In this article, I give a simple mathematical exposition of RNN (Recurrent Neural Network) and LSTM (Long Short Term Memory) models- if you are comfortable with matrix multiplication, you will understand RNN and LSTM from this article, even if you don't have prior experience in data science. While there are great resources on this topic (e.g. this one), most articles on these topics are written by data scientists who assume some data science concepts or notations, which an outside struggles with. Since I learnt it as a non professional data scientist, I might be able to better explain it to you if you are not a data scientist.

At Simpl, we use sequence models heavily and I had a chance to sit with Yash and Nikita, with whose help I was able to understand the models, to a level that makes me feel a bit educated.

Some preliminaries and notations

1. Our anchor problem

While RNNs can be used to solve many problems related to sequential data, we will use the anchor problem of translating one language sentence to another. We have a lot of translations available and we want to use them to train language translation model.

2. Word embedding and softmax

Our models don't directly operate on string representations of the words of the language. Rather, they operate on vector representation of those words. A "word embedding" converts words to a row matrix of floating point numbers, and a "softmax" function converts a vector to a word. Understanding word embedding or softmax is outside the scope of this article. Input vectors for a single source language sentence would be denoted by $x_1, x_2, \dots x_t\dots $, and output vectors for a single destination language sentence would be denoted by $y_1, y_2, \dots y_t, \dots$. Note that each of $x_i$ and $y_i$ is a row vector.

## Given entries
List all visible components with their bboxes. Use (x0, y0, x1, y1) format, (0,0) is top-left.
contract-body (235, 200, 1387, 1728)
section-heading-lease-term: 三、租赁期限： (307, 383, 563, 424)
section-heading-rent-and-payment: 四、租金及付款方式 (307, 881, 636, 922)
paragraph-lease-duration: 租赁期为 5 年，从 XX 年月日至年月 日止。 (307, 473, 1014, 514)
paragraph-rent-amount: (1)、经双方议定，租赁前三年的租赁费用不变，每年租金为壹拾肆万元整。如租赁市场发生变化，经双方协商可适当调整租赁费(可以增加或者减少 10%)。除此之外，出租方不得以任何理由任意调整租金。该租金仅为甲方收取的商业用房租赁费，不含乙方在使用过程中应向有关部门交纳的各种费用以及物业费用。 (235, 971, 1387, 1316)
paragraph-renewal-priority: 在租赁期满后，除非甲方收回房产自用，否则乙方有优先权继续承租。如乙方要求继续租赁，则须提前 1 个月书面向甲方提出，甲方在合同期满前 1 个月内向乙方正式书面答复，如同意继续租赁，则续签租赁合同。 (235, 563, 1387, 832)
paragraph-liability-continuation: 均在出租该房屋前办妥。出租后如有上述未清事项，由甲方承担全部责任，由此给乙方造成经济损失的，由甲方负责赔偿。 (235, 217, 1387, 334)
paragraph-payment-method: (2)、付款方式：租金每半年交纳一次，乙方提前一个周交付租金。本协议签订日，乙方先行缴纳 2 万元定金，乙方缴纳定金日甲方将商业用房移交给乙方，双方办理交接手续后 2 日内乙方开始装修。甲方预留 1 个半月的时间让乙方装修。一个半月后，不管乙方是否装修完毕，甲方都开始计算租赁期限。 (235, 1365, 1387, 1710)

## Jobs
1. According to the RNN and LSTM article, what does a softmax function do?
2. Rewrite all the rows with every "section-heading" switched to "section-title", leaving everything else unchanged.

## Exercise responses
1. It converts a vector to a word.

2.
List all visible components with their bboxes. Use (x0, y0, x1, y1) format, (0,0) is top-left.
contract-body (235, 200, 1387, 1728)
section-title-lease-term: 三、租赁期限： (307, 383, 563, 424)
section-title-rent-and-payment: 四、租金及付款方式 (307, 881, 636, 922)
paragraph-lease-duration: 租赁期为 5 年，从 XX 年月日至年月 日止。 (307, 473, 1014, 514)
paragraph-rent-amount: (1)、经双方议定，租赁前三年的租赁费用不变，每年租金为壹拾肆万元整。如租赁市场发生变化，经双方协商可适当调整租赁费(可以增加或者减少 10%)。除此之外，出租方不得以任何理由任意调整租金。该租金仅为甲方收取的商业用房租赁费，不含乙方在使用过程中应向有关部门交纳的各种费用以及物业费用。 (235, 971, 1387, 1316)
paragraph-renewal-priority: 在租赁期满后，除非甲方收回房产自用，否则乙方有优先权继续承租。如乙方要求继续租赁，则须提前 1 个月书面向甲方提出，甲方在合同期满前 1 个月内向乙方正式书面答复，如同意继续租赁，则续签租赁合同。 (235, 563, 1387, 832)
paragraph-liability-continuation: 均在出租该房屋前办妥。出租后如有上述未清事项，由甲方承担全部责任，由此给乙方造成经济损失的，由甲方负责赔偿。 (235, 217, 1387, 334)
paragraph-payment-method: (2)、付款方式：租金每半年交纳一次，乙方提前一个周交付租金。本协议签订日，乙方先行缴纳 2 万元定金，乙方缴纳定金日甲方将商业用房移交给乙方，双方办理交接手续后 2 日内乙方开始装修。甲方预留 1 个半月的时间让乙方装修。一个半月后，不管乙方是否装修完毕，甲方都开始计算租赁期限。 (235, 1365, 1387, 1710)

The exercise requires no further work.